◆ Aim of the task:
Gather the lines from the material that contain "Local".

◆ Data records:

○ ○ ○

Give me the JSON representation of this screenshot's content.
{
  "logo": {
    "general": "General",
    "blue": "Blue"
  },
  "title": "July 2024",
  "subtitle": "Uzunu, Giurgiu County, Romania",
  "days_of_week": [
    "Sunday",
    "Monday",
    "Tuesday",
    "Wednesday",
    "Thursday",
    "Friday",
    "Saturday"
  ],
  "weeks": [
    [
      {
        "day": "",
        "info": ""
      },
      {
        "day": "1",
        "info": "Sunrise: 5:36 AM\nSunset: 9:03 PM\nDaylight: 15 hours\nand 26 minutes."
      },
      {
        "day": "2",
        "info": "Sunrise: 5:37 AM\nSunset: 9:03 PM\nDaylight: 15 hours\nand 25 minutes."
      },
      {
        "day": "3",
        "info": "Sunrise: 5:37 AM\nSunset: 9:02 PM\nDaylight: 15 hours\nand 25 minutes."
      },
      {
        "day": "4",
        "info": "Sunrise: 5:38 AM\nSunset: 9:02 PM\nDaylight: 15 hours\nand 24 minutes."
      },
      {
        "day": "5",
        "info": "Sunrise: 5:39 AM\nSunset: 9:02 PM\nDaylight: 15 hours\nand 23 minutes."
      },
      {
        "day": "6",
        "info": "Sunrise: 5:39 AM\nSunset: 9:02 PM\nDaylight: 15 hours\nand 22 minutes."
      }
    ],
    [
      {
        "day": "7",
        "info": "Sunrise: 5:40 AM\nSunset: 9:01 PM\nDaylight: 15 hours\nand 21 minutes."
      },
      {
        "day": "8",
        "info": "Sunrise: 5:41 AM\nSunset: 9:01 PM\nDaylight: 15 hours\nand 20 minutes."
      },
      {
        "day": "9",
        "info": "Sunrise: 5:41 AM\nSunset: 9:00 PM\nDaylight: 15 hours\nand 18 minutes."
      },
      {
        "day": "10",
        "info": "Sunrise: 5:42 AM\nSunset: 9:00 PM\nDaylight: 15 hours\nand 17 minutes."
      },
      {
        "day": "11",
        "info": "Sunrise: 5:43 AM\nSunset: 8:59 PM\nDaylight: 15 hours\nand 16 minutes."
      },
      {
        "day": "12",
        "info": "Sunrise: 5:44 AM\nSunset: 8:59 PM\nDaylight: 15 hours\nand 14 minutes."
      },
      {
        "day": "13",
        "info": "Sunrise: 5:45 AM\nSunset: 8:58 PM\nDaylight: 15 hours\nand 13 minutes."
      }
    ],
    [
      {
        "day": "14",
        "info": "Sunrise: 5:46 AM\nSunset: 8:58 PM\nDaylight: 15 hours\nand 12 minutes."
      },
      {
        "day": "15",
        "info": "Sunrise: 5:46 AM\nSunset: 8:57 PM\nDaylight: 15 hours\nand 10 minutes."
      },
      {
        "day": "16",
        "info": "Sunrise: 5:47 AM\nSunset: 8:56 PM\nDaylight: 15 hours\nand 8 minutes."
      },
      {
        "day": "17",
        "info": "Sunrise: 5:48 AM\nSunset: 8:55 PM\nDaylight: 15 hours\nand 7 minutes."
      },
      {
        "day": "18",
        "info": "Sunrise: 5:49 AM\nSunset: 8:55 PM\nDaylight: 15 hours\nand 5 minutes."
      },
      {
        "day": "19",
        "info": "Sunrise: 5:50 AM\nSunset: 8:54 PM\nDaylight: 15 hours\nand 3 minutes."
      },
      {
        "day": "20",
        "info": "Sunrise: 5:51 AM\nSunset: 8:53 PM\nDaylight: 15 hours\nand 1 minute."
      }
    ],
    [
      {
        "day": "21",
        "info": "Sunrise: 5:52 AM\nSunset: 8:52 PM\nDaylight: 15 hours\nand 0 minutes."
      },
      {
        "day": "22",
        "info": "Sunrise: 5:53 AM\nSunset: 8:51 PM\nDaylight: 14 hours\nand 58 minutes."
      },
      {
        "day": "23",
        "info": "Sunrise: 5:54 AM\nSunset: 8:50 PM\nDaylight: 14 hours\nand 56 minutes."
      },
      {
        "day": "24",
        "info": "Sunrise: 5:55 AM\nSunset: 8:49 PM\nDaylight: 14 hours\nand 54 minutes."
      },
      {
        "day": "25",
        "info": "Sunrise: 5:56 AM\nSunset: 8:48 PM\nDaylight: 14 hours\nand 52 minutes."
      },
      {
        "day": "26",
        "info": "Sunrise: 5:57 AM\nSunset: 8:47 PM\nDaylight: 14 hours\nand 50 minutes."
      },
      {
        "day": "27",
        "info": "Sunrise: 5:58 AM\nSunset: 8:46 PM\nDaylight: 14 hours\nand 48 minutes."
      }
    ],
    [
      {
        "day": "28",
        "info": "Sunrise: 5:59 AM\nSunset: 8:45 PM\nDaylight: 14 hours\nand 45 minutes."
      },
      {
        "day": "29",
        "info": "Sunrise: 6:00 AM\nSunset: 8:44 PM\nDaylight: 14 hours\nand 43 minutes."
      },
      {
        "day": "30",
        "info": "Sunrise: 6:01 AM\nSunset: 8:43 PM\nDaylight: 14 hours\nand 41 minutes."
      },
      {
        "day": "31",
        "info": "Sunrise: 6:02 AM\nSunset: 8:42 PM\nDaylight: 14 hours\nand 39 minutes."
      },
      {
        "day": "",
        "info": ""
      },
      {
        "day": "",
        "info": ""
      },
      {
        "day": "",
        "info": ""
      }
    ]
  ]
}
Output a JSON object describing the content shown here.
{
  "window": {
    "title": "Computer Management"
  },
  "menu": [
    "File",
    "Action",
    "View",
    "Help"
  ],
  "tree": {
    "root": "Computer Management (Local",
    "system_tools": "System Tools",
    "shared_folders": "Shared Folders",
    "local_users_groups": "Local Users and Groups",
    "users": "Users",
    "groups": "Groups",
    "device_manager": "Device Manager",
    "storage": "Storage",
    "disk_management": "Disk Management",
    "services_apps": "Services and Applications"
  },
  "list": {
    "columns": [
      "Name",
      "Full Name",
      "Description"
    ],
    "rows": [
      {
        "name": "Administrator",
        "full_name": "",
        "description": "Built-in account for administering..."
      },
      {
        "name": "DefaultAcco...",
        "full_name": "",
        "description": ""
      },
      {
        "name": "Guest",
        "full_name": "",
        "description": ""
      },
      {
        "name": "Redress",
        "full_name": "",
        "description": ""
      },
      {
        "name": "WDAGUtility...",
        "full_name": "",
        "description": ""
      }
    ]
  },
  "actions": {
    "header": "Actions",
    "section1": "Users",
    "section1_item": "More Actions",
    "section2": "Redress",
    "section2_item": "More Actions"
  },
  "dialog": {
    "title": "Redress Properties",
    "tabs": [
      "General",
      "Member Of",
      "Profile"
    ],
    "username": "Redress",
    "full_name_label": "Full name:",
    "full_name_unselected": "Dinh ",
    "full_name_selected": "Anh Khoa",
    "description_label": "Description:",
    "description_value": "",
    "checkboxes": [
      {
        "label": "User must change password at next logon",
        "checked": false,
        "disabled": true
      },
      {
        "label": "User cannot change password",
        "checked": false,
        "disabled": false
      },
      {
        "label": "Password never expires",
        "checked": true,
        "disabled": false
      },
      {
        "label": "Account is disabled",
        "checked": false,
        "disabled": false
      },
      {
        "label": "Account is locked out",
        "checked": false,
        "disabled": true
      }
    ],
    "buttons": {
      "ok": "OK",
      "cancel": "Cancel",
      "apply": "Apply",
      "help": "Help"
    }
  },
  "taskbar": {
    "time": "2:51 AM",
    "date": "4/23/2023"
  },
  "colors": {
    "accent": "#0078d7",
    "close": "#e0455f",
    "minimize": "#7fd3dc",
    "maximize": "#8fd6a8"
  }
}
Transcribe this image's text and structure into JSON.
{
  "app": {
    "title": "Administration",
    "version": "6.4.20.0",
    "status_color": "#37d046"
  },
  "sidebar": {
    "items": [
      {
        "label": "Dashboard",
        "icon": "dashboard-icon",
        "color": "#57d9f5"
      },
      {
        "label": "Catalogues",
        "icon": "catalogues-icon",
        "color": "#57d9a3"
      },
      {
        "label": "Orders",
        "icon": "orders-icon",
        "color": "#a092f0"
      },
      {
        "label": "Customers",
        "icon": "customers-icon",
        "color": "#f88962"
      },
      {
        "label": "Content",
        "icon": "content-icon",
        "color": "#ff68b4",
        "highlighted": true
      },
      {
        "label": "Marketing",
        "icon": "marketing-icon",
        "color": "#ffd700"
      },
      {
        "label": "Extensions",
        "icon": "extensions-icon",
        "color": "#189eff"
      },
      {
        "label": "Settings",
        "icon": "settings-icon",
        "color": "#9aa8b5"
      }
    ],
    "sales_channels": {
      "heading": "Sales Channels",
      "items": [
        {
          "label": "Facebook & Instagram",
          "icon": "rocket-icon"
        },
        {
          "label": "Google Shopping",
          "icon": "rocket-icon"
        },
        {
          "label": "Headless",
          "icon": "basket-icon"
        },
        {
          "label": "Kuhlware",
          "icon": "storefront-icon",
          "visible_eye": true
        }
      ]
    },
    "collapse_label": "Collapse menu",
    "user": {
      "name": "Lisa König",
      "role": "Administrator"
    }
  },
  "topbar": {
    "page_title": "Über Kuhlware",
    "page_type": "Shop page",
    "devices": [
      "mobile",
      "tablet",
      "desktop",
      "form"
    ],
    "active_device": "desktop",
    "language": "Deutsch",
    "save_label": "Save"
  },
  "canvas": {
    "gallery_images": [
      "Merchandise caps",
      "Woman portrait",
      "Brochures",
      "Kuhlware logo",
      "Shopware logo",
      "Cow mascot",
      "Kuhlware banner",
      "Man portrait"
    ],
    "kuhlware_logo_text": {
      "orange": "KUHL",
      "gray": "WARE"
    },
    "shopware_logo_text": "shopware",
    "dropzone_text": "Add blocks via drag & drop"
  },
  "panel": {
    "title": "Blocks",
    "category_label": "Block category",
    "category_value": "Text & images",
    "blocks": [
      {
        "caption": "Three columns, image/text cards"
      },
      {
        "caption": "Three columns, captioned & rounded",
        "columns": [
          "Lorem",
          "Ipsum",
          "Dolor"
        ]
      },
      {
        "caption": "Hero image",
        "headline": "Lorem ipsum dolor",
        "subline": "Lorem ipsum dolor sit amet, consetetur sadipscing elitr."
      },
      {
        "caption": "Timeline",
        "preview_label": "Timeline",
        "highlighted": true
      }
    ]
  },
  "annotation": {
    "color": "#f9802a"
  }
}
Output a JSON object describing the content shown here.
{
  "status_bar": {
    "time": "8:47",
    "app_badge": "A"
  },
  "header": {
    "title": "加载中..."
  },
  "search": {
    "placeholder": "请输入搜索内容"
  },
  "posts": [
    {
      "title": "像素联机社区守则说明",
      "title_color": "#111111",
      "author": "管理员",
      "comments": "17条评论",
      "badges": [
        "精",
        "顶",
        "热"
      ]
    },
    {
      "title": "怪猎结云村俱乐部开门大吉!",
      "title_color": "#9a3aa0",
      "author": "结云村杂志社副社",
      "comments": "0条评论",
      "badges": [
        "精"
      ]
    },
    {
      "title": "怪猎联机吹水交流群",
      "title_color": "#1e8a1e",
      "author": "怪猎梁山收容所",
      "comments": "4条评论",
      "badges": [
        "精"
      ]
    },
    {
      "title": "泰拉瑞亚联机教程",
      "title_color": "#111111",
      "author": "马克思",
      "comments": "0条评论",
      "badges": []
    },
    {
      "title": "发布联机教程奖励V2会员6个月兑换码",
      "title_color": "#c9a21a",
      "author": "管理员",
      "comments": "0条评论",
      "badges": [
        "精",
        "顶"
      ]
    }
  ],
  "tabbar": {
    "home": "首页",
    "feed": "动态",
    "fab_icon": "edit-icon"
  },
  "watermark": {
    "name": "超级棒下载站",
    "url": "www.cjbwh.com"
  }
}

○ ○ ○

◆ Problem solution:
    "root": "Computer Management (Local",
    "local_users_groups": "Local Users and Groups",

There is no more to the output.